*Given problem*.
Gather the lines from the material that contain "exposure".

*Records for the task*.
----
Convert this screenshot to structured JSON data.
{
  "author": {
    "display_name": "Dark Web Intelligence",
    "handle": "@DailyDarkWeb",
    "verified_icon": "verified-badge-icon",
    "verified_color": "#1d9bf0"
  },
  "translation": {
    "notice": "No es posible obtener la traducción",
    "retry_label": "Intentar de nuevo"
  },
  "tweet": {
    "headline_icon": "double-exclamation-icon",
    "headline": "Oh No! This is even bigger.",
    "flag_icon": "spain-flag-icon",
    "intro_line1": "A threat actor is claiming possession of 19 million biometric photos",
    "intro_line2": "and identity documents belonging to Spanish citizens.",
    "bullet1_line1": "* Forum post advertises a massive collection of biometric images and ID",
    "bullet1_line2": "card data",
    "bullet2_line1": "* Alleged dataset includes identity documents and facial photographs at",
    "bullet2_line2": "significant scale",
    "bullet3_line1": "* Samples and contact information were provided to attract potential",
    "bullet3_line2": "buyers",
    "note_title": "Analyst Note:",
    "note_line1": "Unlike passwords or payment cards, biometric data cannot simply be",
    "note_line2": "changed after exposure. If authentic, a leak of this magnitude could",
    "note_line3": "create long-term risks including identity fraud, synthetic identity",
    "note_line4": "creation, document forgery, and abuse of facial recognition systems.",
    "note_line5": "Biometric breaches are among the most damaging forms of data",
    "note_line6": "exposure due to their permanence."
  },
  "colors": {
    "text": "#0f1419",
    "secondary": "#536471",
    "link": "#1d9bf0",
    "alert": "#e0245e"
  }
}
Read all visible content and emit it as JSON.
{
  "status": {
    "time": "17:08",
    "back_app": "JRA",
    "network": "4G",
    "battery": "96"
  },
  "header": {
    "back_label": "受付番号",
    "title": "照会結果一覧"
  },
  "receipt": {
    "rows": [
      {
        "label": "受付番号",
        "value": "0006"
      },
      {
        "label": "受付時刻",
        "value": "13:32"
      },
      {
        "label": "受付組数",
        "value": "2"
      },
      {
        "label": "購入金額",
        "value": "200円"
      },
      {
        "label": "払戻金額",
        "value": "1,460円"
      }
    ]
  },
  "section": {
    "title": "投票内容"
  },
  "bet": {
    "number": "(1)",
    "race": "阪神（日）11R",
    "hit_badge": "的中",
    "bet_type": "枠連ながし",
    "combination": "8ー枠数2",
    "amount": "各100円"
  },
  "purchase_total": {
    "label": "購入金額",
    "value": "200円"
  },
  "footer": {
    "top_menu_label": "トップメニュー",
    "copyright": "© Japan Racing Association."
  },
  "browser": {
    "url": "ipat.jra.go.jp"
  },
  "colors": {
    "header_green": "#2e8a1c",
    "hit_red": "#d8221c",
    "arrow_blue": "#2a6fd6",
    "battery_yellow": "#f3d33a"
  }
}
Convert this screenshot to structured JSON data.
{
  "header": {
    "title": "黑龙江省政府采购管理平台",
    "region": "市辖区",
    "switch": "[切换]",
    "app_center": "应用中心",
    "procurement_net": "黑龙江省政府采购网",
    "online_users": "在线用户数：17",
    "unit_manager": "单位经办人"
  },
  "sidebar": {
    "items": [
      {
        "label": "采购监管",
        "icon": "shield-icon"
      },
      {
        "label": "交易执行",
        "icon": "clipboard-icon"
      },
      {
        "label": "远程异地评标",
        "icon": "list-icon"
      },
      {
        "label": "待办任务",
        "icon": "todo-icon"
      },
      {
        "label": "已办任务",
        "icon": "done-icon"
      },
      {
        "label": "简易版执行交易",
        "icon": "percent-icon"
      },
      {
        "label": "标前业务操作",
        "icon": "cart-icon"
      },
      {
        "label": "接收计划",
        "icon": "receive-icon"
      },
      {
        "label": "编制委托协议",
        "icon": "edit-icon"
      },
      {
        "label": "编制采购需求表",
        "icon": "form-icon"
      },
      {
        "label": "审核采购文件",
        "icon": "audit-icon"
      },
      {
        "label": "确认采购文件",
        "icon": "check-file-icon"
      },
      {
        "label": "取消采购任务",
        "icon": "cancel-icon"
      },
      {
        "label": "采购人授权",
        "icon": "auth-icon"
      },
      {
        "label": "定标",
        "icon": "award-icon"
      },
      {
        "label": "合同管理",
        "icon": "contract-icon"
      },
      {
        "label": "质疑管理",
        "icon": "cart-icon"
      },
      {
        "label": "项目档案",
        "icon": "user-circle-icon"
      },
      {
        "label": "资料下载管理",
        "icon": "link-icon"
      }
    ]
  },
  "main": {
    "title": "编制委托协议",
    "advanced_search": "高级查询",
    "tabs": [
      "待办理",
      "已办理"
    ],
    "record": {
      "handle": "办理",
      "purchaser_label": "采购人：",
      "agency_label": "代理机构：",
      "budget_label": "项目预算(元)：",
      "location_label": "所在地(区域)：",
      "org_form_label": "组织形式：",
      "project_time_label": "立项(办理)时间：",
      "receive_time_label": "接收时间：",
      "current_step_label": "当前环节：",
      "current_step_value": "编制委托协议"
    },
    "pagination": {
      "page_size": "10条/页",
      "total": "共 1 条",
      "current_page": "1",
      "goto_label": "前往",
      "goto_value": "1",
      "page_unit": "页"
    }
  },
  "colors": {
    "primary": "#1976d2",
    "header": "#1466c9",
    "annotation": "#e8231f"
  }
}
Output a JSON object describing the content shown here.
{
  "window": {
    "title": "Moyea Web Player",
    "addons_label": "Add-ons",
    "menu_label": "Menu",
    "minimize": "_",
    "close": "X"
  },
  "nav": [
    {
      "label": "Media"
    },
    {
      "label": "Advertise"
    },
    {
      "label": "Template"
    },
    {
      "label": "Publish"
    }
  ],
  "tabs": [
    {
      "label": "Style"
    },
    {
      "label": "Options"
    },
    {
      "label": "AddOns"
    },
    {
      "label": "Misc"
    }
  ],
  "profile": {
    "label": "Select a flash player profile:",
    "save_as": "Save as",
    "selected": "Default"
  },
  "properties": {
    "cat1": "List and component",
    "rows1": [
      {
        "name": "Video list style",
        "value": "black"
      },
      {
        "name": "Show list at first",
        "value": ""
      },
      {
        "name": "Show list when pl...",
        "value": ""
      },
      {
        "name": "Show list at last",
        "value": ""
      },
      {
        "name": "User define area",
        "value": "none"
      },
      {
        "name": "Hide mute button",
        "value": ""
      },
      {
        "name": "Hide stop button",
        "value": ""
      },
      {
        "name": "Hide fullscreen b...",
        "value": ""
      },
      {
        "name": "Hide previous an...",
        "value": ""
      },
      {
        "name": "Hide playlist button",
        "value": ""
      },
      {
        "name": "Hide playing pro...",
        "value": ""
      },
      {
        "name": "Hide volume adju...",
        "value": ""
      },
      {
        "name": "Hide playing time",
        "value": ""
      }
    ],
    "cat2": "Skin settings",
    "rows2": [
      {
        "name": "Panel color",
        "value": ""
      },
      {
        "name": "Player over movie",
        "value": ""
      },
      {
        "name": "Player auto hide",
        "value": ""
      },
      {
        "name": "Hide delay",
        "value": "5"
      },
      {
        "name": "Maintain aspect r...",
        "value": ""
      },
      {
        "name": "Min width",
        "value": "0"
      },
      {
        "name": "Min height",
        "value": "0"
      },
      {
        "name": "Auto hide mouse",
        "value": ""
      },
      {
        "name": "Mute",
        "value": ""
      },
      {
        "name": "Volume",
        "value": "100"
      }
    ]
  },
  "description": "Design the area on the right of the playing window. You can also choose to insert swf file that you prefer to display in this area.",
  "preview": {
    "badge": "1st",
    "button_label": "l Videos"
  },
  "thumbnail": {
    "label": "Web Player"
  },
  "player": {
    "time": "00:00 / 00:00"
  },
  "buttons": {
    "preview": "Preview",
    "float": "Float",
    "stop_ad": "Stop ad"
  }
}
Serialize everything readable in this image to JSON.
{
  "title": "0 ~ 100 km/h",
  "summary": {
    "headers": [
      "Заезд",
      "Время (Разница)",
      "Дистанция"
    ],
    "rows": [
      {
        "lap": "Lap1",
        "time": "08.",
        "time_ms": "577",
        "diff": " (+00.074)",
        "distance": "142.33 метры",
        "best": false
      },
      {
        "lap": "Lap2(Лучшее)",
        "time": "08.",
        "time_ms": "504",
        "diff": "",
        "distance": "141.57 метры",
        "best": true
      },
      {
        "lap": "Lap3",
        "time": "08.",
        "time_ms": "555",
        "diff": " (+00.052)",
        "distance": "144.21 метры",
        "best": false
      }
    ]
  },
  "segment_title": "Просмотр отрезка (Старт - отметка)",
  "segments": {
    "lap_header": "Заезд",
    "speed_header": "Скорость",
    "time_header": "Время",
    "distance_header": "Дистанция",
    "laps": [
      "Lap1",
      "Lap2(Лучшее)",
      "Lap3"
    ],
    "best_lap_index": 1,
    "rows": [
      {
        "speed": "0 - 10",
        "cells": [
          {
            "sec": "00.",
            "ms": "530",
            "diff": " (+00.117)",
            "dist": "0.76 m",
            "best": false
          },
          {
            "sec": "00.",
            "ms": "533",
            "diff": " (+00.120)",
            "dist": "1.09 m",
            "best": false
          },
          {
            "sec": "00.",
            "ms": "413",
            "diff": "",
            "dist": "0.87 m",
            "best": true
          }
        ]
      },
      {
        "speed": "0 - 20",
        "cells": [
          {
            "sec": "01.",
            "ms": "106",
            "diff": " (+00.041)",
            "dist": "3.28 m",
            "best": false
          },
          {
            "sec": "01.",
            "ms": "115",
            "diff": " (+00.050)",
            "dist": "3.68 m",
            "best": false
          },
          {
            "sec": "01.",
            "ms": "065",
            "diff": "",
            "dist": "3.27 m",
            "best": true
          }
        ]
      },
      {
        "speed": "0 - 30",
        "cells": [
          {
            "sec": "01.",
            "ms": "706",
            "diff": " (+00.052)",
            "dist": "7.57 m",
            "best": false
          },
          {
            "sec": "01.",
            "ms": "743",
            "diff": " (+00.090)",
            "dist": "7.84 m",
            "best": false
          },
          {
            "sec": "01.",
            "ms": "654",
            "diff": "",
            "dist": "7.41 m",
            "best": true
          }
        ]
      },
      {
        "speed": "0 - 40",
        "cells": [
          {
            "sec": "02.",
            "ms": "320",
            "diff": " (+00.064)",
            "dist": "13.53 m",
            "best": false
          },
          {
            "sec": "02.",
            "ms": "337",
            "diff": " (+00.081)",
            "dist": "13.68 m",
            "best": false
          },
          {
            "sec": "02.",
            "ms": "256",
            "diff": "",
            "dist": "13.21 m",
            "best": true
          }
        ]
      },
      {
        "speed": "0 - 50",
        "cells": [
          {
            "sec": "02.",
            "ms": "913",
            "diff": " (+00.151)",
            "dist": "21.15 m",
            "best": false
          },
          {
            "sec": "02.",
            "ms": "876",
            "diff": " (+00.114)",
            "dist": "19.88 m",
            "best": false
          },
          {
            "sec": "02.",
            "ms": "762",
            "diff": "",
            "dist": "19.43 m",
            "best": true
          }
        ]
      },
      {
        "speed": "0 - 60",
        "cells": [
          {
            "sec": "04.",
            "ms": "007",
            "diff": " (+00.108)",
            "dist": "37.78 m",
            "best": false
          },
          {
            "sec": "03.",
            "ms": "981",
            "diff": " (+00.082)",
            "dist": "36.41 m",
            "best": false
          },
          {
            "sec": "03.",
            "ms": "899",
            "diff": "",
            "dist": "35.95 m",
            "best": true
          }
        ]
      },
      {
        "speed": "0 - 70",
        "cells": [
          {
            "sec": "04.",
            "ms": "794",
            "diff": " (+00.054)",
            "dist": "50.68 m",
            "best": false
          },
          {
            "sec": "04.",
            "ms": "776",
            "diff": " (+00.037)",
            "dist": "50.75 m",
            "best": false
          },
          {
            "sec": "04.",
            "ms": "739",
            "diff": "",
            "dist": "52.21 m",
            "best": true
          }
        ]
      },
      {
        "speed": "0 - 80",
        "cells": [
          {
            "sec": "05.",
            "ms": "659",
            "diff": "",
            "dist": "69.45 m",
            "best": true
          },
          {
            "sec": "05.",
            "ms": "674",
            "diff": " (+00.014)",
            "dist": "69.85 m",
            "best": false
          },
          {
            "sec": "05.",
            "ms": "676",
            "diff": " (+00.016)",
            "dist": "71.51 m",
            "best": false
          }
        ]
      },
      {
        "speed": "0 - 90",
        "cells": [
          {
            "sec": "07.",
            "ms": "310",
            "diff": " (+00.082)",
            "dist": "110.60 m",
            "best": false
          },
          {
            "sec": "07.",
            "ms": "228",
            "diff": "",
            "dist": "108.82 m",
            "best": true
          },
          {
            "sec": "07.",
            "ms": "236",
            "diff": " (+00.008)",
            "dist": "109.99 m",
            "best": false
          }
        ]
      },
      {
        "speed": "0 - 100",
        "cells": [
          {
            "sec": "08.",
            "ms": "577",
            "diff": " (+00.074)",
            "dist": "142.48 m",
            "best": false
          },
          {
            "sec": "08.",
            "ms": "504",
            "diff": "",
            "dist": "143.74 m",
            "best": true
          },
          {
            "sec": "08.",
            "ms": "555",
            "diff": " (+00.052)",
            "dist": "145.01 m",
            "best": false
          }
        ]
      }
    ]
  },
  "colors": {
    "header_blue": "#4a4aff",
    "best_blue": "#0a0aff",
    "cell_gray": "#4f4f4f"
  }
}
----
*Response for this exercise*.
    "note_line2": "changed after exposure. If authentic, a leak of this magnitude could",
    "note_line6": "exposure due to their permanence."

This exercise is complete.